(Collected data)

+ + +

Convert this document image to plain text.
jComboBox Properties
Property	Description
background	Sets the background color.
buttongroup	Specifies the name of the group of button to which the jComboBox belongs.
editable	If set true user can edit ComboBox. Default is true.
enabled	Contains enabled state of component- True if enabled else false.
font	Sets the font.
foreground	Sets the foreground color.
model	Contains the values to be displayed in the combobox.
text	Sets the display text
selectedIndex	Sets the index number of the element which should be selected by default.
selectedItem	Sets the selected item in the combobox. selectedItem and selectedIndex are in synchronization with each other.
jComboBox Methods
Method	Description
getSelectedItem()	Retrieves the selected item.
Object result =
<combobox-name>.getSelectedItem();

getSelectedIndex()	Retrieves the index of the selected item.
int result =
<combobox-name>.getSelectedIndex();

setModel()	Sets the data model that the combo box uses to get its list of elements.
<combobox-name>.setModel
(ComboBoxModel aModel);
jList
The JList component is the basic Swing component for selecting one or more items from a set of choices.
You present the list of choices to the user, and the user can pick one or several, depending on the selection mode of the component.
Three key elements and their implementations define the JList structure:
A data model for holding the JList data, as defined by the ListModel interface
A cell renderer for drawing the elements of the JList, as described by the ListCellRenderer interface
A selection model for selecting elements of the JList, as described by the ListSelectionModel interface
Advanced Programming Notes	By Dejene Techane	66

+ + +

### Set exercise
All of the entries above must be quoted exactly.

### Full answer
Convert this document image to plain text.
jComboBox Properties
Property	Description
background	Sets the background color.
buttongroup	Specifies the name of the group of button to which the jComboBox belongs.
editable	If set true user can edit ComboBox. Default is true.
enabled	Contains enabled state of component- True if enabled else false.
font	Sets the font.
foreground	Sets the foreground color.
model	Contains the values to be displayed in the combobox.
text	Sets the display text
selectedIndex	Sets the index number of the element which should be selected by default.
selectedItem	Sets the selected item in the combobox. selectedItem and selectedIndex are in synchronization with each other.
jComboBox Methods
Method	Description
getSelectedItem()	Retrieves the selected item.
Object result =
<combobox-name>.getSelectedItem();

getSelectedIndex()	Retrieves the index of the selected item.
int result =
<combobox-name>.getSelectedIndex();

setModel()	Sets the data model that the combo box uses to get its list of elements.
<combobox-name>.setModel
(ComboBoxModel aModel);
jList
The JList component is the basic Swing component for selecting one or more items from a set of choices.
You present the list of choices to the user, and the user can pick one or several, depending on the selection mode of the component.
Three key elements and their implementations define the JList structure:
A data model for holding the JList data, as defined by the ListModel interface
A cell renderer for drawing the elements of the JList, as described by the ListCellRenderer interface
A selection model for selecting elements of the JList, as described by the ListSelectionModel interface
Advanced Programming Notes	By Dejene Techane	66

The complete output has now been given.